▶ _Work instructions_
Quote the listing below in its entirety.
— start —
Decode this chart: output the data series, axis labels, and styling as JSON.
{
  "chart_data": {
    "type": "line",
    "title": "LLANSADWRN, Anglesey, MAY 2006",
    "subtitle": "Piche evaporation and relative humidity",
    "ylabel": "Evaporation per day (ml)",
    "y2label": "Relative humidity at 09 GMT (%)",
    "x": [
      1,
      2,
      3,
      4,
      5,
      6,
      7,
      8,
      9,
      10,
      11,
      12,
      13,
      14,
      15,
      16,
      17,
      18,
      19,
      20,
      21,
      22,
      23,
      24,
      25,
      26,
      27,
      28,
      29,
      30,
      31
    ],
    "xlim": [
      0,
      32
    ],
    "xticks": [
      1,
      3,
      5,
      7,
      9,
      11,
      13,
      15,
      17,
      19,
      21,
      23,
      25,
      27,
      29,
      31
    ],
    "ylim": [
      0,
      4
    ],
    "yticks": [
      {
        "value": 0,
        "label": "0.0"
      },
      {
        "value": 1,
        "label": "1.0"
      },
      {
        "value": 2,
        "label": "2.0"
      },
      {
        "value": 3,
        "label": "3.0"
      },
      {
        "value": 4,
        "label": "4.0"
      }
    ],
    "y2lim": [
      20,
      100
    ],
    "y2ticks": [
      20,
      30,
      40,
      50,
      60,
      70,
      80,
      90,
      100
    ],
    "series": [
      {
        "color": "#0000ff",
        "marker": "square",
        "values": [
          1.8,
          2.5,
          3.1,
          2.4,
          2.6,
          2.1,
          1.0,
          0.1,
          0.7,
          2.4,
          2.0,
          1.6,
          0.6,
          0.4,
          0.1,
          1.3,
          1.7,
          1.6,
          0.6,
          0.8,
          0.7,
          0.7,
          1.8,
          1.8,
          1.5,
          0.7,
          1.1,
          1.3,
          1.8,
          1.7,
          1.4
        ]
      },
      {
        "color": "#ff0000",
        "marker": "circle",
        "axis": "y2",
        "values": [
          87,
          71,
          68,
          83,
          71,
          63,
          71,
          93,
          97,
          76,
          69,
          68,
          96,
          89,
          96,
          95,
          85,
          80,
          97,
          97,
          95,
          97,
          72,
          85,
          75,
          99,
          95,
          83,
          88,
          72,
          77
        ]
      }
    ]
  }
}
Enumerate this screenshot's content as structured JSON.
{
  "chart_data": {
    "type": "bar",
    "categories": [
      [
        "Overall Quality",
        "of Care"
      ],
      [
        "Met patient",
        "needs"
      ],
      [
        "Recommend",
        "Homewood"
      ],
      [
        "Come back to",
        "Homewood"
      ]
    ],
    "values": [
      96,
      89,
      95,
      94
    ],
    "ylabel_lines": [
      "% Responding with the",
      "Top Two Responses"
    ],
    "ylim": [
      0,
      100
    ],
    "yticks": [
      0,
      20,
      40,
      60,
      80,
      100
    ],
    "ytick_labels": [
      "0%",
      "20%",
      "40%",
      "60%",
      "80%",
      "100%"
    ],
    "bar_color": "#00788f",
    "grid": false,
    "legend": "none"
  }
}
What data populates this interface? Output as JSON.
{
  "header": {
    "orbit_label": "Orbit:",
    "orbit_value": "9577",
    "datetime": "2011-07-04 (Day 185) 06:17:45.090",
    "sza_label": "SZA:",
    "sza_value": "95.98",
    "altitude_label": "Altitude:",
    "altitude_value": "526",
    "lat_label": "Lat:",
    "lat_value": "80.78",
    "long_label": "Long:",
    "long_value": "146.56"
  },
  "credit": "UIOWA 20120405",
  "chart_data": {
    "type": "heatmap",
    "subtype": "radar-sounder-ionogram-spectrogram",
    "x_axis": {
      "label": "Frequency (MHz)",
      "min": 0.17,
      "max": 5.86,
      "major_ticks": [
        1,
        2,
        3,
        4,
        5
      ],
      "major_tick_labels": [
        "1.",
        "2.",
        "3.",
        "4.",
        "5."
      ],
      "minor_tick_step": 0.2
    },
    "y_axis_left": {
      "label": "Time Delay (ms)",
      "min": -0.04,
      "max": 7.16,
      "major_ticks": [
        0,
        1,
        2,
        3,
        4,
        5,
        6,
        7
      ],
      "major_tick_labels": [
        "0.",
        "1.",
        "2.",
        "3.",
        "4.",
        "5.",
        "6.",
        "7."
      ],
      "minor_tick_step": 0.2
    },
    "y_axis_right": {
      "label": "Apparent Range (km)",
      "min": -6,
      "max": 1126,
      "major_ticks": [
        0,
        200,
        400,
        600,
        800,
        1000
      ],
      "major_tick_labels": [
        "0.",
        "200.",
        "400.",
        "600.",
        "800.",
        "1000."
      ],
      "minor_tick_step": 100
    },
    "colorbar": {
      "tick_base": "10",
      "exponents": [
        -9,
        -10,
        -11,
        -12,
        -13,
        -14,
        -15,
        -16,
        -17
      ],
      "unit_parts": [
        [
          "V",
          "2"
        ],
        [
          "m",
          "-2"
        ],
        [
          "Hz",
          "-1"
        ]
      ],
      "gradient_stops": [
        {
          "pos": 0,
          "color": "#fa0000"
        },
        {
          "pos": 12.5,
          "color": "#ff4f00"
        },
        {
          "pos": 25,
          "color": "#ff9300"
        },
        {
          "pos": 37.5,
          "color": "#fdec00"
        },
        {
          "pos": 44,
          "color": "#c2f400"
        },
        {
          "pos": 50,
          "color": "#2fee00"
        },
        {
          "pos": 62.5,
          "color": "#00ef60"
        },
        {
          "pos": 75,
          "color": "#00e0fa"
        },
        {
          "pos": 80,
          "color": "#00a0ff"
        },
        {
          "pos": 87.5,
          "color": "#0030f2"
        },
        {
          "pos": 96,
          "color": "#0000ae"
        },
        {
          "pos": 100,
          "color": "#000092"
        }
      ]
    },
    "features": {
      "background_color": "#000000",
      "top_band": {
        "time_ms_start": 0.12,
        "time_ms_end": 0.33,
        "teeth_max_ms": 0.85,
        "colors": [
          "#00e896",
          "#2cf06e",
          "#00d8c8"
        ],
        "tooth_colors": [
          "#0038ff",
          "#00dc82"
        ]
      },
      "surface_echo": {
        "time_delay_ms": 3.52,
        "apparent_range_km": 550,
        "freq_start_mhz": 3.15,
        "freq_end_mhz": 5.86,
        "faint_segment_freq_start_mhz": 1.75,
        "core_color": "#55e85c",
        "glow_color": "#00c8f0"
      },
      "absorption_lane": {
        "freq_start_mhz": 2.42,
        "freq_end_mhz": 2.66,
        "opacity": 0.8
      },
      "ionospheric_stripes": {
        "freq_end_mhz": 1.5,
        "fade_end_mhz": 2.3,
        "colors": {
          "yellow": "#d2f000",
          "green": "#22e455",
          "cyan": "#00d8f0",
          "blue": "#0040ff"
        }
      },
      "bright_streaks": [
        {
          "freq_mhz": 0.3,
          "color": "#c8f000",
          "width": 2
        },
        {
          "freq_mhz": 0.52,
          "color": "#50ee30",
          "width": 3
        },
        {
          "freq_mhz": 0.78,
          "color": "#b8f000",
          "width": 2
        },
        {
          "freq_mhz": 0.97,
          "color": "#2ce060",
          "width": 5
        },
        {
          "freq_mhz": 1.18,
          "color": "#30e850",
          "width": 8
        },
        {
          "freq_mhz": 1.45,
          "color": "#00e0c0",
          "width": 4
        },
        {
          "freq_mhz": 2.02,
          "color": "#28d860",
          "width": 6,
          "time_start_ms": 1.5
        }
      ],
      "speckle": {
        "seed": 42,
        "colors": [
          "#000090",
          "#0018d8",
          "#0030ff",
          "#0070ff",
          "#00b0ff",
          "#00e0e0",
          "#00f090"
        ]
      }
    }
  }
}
— end —
▶ _The result_
Decode this chart: output the data series, axis labels, and styling as JSON.
{
  "chart_data": {
    "type": "line",
    "title": "LLANSADWRN, Anglesey, MAY 2006",
    "subtitle": "Piche evaporation and relative humidity",
    "ylabel": "Evaporation per day (ml)",
    "y2label": "Relative humidity at 09 GMT (%)",
    "x": [
      1,
      2,
      3,
      4,
      5,
      6,
      7,
      8,
      9,
      10,
      11,
      12,
      13,
      14,
      15,
      16,
      17,
      18,
      19,
      20,
      21,
      22,
      23,
      24,
      25,
      26,
      27,
      28,
      29,
      30,
      31
    ],
    "xlim": [
      0,
      32
    ],
    "xticks": [
      1,
      3,
      5,
      7,
      9,
      11,
      13,
      15,
      17,
      19,
      21,
      23,
      25,
      27,
      29,
      31
    ],
    "ylim": [
      0,
      4
    ],
    "yticks": [
      {
        "value": 0,
        "label": "0.0"
      },
      {
        "value": 1,
        "label": "1.0"
      },
      {
        "value": 2,
        "label": "2.0"
      },
      {
        "value": 3,
        "label": "3.0"
      },
      {
        "value": 4,
        "label": "4.0"
      }
    ],
    "y2lim": [
      20,
      100
    ],
    "y2ticks": [
      20,
      30,
      40,
      50,
      60,
      70,
      80,
      90,
      100
    ],
    "series": [
      {
        "color": "#0000ff",
        "marker": "square",
        "values": [
          1.8,
          2.5,
          3.1,
          2.4,
          2.6,
          2.1,
          1.0,
          0.1,
          0.7,
          2.4,
          2.0,
          1.6,
          0.6,
          0.4,
          0.1,
          1.3,
          1.7,
          1.6,
          0.6,
          0.8,
          0.7,
          0.7,
          1.8,
          1.8,
          1.5,
          0.7,
          1.1,
          1.3,
          1.8,
          1.7,
          1.4
        ]
      },
      {
        "color": "#ff0000",
        "marker": "circle",
        "axis": "y2",
        "values": [
          87,
          71,
          68,
          83,
          71,
          63,
          71,
          93,
          97,
          76,
          69,
          68,
          96,
          89,
          96,
          95,
          85,
          80,
          97,
          97,
          95,
          97,
          72,
          85,
          75,
          99,
          95,
          83,
          88,
          72,
          77
        ]
      }
    ]
  }
}
Enumerate this screenshot's content as structured JSON.
{
  "chart_data": {
    "type": "bar",
    "categories": [
      [
        "Overall Quality",
        "of Care"
      ],
      [
        "Met patient",
        "needs"
      ],
      [
        "Recommend",
        "Homewood"
      ],
      [
        "Come back to",
        "Homewood"
      ]
    ],
    "values": [
      96,
      89,
      95,
      94
    ],
    "ylabel_lines": [
      "% Responding with the",
      "Top Two Responses"
    ],
    "ylim": [
      0,
      100
    ],
    "yticks": [
      0,
      20,
      40,
      60,
      80,
      100
    ],
    "ytick_labels": [
      "0%",
      "20%",
      "40%",
      "60%",
      "80%",
      "100%"
    ],
    "bar_color": "#00788f",
    "grid": false,
    "legend": "none"
  }
}
What data populates this interface? Output as JSON.
{
  "header": {
    "orbit_label": "Orbit:",
    "orbit_value": "9577",
    "datetime": "2011-07-04 (Day 185) 06:17:45.090",
    "sza_label": "SZA:",
    "sza_value": "95.98",
    "altitude_label": "Altitude:",
    "altitude_value": "526",
    "lat_label": "Lat:",
    "lat_value": "80.78",
    "long_label": "Long:",
    "long_value": "146.56"
  },
  "credit": "UIOWA 20120405",
  "chart_data": {
    "type": "heatmap",
    "subtype": "radar-sounder-ionogram-spectrogram",
    "x_axis": {
      "label": "Frequency (MHz)",
      "min": 0.17,
      "max": 5.86,
      "major_ticks": [
        1,
        2,
        3,
        4,
        5
      ],
      "major_tick_labels": [
        "1.",
        "2.",
        "3.",
        "4.",
        "5."
      ],
      "minor_tick_step": 0.2
    },
    "y_axis_left": {
      "label": "Time Delay (ms)",
      "min": -0.04,
      "max": 7.16,
      "major_ticks": [
        0,
        1,
        2,
        3,
        4,
        5,
        6,
        7
      ],
      "major_tick_labels": [
        "0.",
        "1.",
        "2.",
        "3.",
        "4.",
        "5.",
        "6.",
        "7."
      ],
      "minor_tick_step": 0.2
    },
    "y_axis_right": {
      "label": "Apparent Range (km)",
      "min": -6,
      "max": 1126,
      "major_ticks": [
        0,
        200,
        400,
        600,
        800,
        1000
      ],
      "major_tick_labels": [
        "0.",
        "200.",
        "400.",
        "600.",
        "800.",
        "1000."
      ],
      "minor_tick_step": 100
    },
    "colorbar": {
      "tick_base": "10",
      "exponents": [
        -9,
        -10,
        -11,
        -12,
        -13,
        -14,
        -15,
        -16,
        -17
      ],
      "unit_parts": [
        [
          "V",
          "2"
        ],
        [
          "m",
          "-2"
        ],
        [
          "Hz",
          "-1"
        ]
      ],
      "gradient_stops": [
        {
          "pos": 0,
          "color": "#fa0000"
        },
        {
          "pos": 12.5,
          "color": "#ff4f00"
        },
        {
          "pos": 25,
          "color": "#ff9300"
        },
        {
          "pos": 37.5,
          "color": "#fdec00"
        },
        {
          "pos": 44,
          "color": "#c2f400"
        },
        {
          "pos": 50,
          "color": "#2fee00"
        },
        {
          "pos": 62.5,
          "color": "#00ef60"
        },
        {
          "pos": 75,
          "color": "#00e0fa"
        },
        {
          "pos": 80,
          "color": "#00a0ff"
        },
        {
          "pos": 87.5,
          "color": "#0030f2"
        },
        {
          "pos": 96,
          "color": "#0000ae"
        },
        {
          "pos": 100,
          "color": "#000092"
        }
      ]
    },
    "features": {
      "background_color": "#000000",
      "top_band": {
        "time_ms_start": 0.12,
        "time_ms_end": 0.33,
        "teeth_max_ms": 0.85,
        "colors": [
          "#00e896",
          "#2cf06e",
          "#00d8c8"
        ],
        "tooth_colors": [
          "#0038ff",
          "#00dc82"
        ]
      },
      "surface_echo": {
        "time_delay_ms": 3.52,
        "apparent_range_km": 550,
        "freq_start_mhz": 3.15,
        "freq_end_mhz": 5.86,
        "faint_segment_freq_start_mhz": 1.75,
        "core_color": "#55e85c",
        "glow_color": "#00c8f0"
      },
      "absorption_lane": {
        "freq_start_mhz": 2.42,
        "freq_end_mhz": 2.66,
        "opacity": 0.8
      },
      "ionospheric_stripes": {
        "freq_end_mhz": 1.5,
        "fade_end_mhz": 2.3,
        "colors": {
          "yellow": "#d2f000",
          "green": "#22e455",
          "cyan": "#00d8f0",
          "blue": "#0040ff"
        }
      },
      "bright_streaks": [
        {
          "freq_mhz": 0.3,
          "color": "#c8f000",
          "width": 2
        },
        {
          "freq_mhz": 0.52,
          "color": "#50ee30",
          "width": 3
        },
        {
          "freq_mhz": 0.78,
          "color": "#b8f000",
          "width": 2
        },
        {
          "freq_mhz": 0.97,
          "color": "#2ce060",
          "width": 5
        },
        {
          "freq_mhz": 1.18,
          "color": "#30e850",
          "width": 8
        },
        {
          "freq_mhz": 1.45,
          "color": "#00e0c0",
          "width": 4
        },
        {
          "freq_mhz": 2.02,
          "color": "#28d860",
          "width": 6,
          "time_start_ms": 1.5
        }
      ],
      "speckle": {
        "seed": 42,
        "colors": [
          "#000090",
          "#0018d8",
          "#0030ff",
          "#0070ff",
          "#00b0ff",
          "#00e0e0",
          "#00f090"
        ]
      }
    }
  }
}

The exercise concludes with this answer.